Given task ▸ Copy every record below exactly.

Chart and figure data ▸
————————

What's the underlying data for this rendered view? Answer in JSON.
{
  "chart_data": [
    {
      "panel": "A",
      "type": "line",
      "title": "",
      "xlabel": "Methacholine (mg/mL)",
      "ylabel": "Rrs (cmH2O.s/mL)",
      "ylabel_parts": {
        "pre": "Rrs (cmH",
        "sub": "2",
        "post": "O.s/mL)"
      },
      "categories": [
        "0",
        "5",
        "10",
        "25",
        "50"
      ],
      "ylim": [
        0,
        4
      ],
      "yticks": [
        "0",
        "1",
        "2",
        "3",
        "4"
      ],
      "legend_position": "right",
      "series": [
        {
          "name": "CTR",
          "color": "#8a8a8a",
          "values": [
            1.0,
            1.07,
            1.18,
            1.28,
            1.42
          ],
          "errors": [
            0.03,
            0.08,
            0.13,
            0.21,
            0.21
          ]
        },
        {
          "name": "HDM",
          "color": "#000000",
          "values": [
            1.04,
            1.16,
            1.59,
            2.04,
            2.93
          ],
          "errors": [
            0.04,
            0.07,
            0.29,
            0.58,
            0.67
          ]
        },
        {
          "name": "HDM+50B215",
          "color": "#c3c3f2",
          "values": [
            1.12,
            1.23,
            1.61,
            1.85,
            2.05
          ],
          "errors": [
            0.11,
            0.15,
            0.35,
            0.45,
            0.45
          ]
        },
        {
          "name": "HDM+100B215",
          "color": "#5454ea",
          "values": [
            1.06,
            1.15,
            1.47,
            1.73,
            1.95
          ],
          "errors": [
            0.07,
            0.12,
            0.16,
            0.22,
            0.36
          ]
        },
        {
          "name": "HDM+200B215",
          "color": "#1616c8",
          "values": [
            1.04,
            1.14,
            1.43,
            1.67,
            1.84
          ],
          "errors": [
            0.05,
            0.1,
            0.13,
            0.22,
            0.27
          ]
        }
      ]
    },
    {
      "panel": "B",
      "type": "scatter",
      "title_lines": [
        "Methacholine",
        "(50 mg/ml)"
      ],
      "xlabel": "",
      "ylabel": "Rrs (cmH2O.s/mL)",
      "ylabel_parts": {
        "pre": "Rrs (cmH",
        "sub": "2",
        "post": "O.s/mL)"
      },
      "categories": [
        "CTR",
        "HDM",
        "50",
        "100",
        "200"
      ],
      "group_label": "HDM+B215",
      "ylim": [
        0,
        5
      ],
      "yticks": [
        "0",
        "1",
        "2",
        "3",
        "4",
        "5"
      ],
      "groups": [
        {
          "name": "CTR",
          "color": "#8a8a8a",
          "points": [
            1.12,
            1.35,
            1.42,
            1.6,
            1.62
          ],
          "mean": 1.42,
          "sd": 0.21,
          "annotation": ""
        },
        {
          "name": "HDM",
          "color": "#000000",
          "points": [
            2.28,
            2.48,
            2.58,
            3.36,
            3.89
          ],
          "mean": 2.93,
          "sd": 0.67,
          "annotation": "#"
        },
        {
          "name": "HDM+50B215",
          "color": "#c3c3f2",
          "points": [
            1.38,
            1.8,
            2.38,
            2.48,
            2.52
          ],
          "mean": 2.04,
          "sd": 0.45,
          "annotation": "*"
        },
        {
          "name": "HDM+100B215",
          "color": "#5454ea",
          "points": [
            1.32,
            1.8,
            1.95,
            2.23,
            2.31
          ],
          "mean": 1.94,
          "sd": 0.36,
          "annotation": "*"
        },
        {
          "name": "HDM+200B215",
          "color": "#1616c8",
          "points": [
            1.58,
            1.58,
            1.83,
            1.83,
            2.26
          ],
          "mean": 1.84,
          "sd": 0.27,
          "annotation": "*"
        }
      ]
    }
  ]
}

————————

Result of the exercise ▸
What's the underlying data for this rendered view? Answer in JSON.
{
  "chart_data": [
    {
      "panel": "A",
      "type": "line",
      "title": "",
      "xlabel": "Methacholine (mg/mL)",
      "ylabel": "Rrs (cmH2O.s/mL)",
      "ylabel_parts": {
        "pre": "Rrs (cmH",
        "sub": "2",
        "post": "O.s/mL)"
      },
      "categories": [
        "0",
        "5",
        "10",
        "25",
        "50"
      ],
      "ylim": [
        0,
        4
      ],
      "yticks": [
        "0",
        "1",
        "2",
        "3",
        "4"
      ],
      "legend_position": "right",
      "series": [
        {
          "name": "CTR",
          "color": "#8a8a8a",
          "values": [
            1.0,
            1.07,
            1.18,
            1.28,
            1.42
          ],
          "errors": [
            0.03,
            0.08,
            0.13,
            0.21,
            0.21
          ]
        },
        {
          "name": "HDM",
          "color": "#000000",
          "values": [
            1.04,
            1.16,
            1.59,
            2.04,
            2.93
          ],
          "errors": [
            0.04,
            0.07,
            0.29,
            0.58,
            0.67
          ]
        },
        {
          "name": "HDM+50B215",
          "color": "#c3c3f2",
          "values": [
            1.12,
            1.23,
            1.61,
            1.85,
            2.05
          ],
          "errors": [
            0.11,
            0.15,
            0.35,
            0.45,
            0.45
          ]
        },
        {
          "name": "HDM+100B215",
          "color": "#5454ea",
          "values": [
            1.06,
            1.15,
            1.47,
            1.73,
            1.95
          ],
          "errors": [
            0.07,
            0.12,
            0.16,
            0.22,
            0.36
          ]
        },
        {
          "name": "HDM+200B215",
          "color": "#1616c8",
          "values": [
            1.04,
            1.14,
            1.43,
            1.67,
            1.84
          ],
          "errors": [
            0.05,
            0.1,
            0.13,
            0.22,
            0.27
          ]
        }
      ]
    },
    {
      "panel": "B",
      "type": "scatter",
      "title_lines": [
        "Methacholine",
        "(50 mg/ml)"
      ],
      "xlabel": "",
      "ylabel": "Rrs (cmH2O.s/mL)",
      "ylabel_parts": {
        "pre": "Rrs (cmH",
        "sub": "2",
        "post": "O.s/mL)"
      },
      "categories": [
        "CTR",
        "HDM",
        "50",
        "100",
        "200"
      ],
      "group_label": "HDM+B215",
      "ylim": [
        0,
        5
      ],
      "yticks": [
        "0",
        "1",
        "2",
        "3",
        "4",
        "5"
      ],
      "groups": [
        {
          "name": "CTR",
          "color": "#8a8a8a",
          "points": [
            1.12,
            1.35,
            1.42,
            1.6,
            1.62
          ],
          "mean": 1.42,
          "sd": 0.21,
          "annotation": ""
        },
        {
          "name": "HDM",
          "color": "#000000",
          "points": [
            2.28,
            2.48,
            2.58,
            3.36,
            3.89
          ],
          "mean": 2.93,
          "sd": 0.67,
          "annotation": "#"
        },
        {
          "name": "HDM+50B215",
          "color": "#c3c3f2",
          "points": [
            1.38,
            1.8,
            2.38,
            2.48,
            2.52
          ],
          "mean": 2.04,
          "sd": 0.45,
          "annotation": "*"
        },
        {
          "name": "HDM+100B215",
          "color": "#5454ea",
          "points": [
            1.32,
            1.8,
            1.95,
            2.23,
            2.31
          ],
          "mean": 1.94,
          "sd": 0.36,
          "annotation": "*"
        },
        {
          "name": "HDM+200B215",
          "color": "#1616c8",
          "points": [
            1.58,
            1.58,
            1.83,
            1.83,
            2.26
          ],
          "mean": 1.84,
          "sd": 0.27,
          "annotation": "*"
        }
      ]
    }
  ]
}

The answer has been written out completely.